** EXTRACTED DATA **
----------------

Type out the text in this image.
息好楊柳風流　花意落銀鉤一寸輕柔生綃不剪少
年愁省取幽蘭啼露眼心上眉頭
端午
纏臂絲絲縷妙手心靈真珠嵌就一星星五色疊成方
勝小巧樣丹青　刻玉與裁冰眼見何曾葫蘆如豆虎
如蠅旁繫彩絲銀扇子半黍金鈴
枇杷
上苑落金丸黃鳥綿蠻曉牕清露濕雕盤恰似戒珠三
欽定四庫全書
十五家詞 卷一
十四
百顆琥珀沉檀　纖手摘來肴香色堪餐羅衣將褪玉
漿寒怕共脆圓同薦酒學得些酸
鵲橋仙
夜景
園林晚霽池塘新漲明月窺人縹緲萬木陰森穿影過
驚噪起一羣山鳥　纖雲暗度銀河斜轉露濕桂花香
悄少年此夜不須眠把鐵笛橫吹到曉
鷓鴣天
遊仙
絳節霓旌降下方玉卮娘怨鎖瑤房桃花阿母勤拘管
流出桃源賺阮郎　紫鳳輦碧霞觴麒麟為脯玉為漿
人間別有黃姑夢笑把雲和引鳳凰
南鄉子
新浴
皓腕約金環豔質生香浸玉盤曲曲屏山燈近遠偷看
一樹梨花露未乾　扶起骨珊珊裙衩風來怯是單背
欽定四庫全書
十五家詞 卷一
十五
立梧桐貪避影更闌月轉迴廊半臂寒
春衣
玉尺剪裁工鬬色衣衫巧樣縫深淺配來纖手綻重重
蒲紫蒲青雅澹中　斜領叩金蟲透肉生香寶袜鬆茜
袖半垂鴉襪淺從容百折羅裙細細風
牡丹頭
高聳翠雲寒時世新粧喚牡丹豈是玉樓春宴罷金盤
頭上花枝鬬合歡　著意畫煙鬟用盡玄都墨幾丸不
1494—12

----------------

** TASK DETAILS **
Every record above needs to be repeated word for word.

** WRITTEN REPLY **
Type out the text in this image.
息好楊柳風流　花意落銀鉤一寸輕柔生綃不剪少
年愁省取幽蘭啼露眼心上眉頭
端午
纏臂絲絲縷妙手心靈真珠嵌就一星星五色疊成方
勝小巧樣丹青　刻玉與裁冰眼見何曾葫蘆如豆虎
如蠅旁繫彩絲銀扇子半黍金鈴
枇杷
上苑落金丸黃鳥綿蠻曉牕清露濕雕盤恰似戒珠三
欽定四庫全書
十五家詞 卷一
十四
百顆琥珀沉檀　纖手摘來肴香色堪餐羅衣將褪玉
漿寒怕共脆圓同薦酒學得些酸
鵲橋仙
夜景
園林晚霽池塘新漲明月窺人縹緲萬木陰森穿影過
驚噪起一羣山鳥　纖雲暗度銀河斜轉露濕桂花香
悄少年此夜不須眠把鐵笛橫吹到曉
鷓鴣天
遊仙
絳節霓旌降下方玉卮娘怨鎖瑤房桃花阿母勤拘管
流出桃源賺阮郎　紫鳳輦碧霞觴麒麟為脯玉為漿
人間別有黃姑夢笑把雲和引鳳凰
南鄉子
新浴
皓腕約金環豔質生香浸玉盤曲曲屏山燈近遠偷看
一樹梨花露未乾　扶起骨珊珊裙衩風來怯是單背
欽定四庫全書
十五家詞 卷一
十五
立梧桐貪避影更闌月轉迴廊半臂寒
春衣
玉尺剪裁工鬬色衣衫巧樣縫深淺配來纖手綻重重
蒲紫蒲青雅澹中　斜領叩金蟲透肉生香寶袜鬆茜
袖半垂鴉襪淺從容百折羅裙細細風
牡丹頭
高聳翠雲寒時世新粧喚牡丹豈是玉樓春宴罷金盤
頭上花枝鬬合歡　著意畫煙鬟用盡玄都墨幾丸不
1494—12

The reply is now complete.